Stated goal: Draw out every line with the word "along" from the listing below.

====================

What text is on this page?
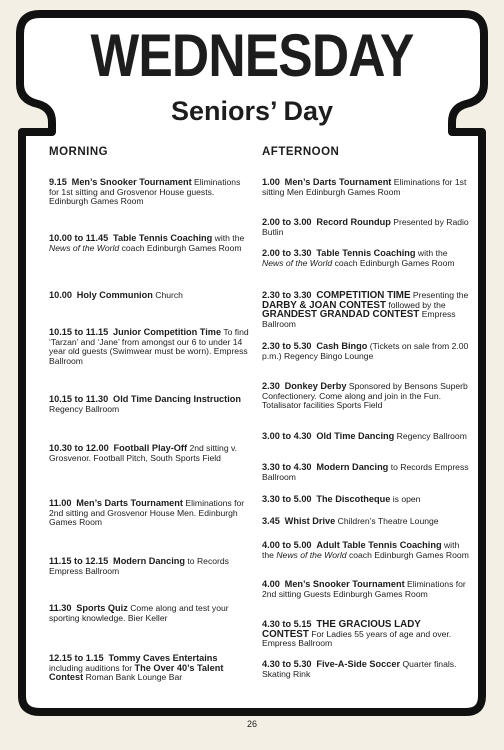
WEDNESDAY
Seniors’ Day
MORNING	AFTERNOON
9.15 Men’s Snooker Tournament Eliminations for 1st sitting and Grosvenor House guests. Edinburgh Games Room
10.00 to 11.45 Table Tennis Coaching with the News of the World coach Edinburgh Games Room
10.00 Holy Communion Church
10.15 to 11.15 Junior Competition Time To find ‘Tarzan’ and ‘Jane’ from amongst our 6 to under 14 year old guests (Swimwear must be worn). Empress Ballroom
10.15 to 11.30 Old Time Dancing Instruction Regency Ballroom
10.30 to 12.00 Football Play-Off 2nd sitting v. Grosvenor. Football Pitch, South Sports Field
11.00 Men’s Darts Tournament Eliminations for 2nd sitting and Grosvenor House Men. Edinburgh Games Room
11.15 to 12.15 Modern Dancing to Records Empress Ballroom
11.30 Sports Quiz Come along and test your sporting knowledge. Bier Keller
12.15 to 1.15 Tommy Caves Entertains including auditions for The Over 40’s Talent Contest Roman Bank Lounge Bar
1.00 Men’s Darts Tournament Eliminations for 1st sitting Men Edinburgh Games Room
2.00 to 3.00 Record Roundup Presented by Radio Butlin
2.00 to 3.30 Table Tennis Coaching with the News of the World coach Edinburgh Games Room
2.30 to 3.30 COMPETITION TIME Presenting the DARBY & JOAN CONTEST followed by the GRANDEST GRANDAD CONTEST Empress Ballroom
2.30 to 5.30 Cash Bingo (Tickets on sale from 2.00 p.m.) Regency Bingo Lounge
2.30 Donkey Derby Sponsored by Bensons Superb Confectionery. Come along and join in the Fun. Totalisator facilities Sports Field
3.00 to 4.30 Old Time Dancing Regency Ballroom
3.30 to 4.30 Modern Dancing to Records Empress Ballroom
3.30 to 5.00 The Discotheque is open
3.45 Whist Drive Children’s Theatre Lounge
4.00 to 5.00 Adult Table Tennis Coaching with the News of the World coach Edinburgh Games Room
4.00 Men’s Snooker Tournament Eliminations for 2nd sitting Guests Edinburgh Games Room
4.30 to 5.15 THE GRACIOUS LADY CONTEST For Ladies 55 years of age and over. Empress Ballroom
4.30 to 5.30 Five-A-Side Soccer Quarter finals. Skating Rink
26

====================

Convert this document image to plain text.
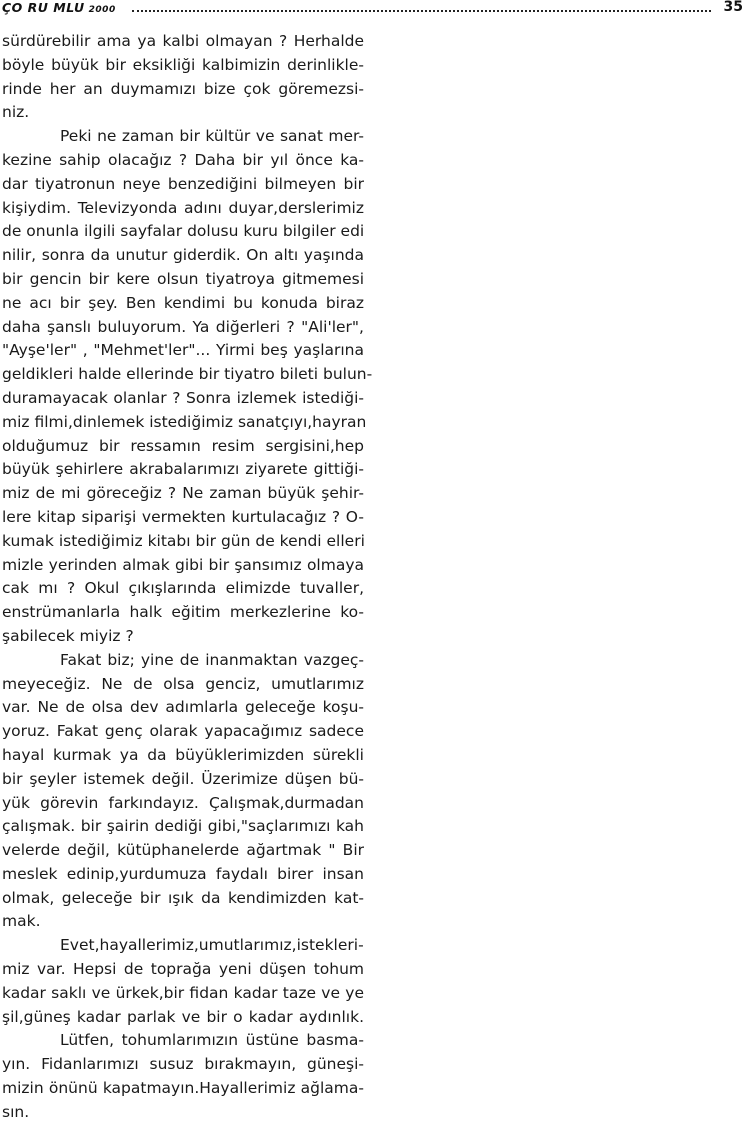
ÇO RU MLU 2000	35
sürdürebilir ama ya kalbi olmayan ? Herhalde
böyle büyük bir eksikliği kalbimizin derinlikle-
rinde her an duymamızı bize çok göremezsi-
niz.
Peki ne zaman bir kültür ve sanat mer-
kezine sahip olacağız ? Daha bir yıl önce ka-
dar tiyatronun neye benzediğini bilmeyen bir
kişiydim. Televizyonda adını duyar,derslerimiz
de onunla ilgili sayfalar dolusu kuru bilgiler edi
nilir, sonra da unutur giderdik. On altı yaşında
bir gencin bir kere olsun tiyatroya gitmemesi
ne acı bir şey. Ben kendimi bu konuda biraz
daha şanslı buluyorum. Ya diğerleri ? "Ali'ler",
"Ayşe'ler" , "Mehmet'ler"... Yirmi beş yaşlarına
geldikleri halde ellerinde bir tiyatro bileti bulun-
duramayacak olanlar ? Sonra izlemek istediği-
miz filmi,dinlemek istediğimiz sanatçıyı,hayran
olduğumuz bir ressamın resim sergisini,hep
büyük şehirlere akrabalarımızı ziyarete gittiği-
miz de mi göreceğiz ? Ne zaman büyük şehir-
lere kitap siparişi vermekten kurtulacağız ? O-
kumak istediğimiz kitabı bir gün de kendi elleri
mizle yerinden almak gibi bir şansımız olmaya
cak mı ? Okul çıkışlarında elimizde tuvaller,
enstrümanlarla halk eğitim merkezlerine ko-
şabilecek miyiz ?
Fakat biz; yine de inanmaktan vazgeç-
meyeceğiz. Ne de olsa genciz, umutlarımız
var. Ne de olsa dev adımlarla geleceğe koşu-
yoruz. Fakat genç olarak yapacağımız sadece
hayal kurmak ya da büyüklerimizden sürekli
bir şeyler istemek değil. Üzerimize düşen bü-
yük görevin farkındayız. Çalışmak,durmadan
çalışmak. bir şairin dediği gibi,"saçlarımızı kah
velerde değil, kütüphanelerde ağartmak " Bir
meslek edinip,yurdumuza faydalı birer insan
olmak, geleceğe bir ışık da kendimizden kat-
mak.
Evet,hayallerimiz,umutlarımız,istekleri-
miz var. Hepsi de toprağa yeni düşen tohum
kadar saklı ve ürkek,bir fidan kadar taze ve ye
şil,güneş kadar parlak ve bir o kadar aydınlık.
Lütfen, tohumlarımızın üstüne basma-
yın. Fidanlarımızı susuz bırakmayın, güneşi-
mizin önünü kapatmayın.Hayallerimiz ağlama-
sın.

====================

Result:
11.30 Sports Quiz Come along and test your sporting knowledge. Bier Keller
2.30 Donkey Derby Sponsored by Bensons Superb Confectionery. Come along and join in the Fun. Totalisator facilities Sports Field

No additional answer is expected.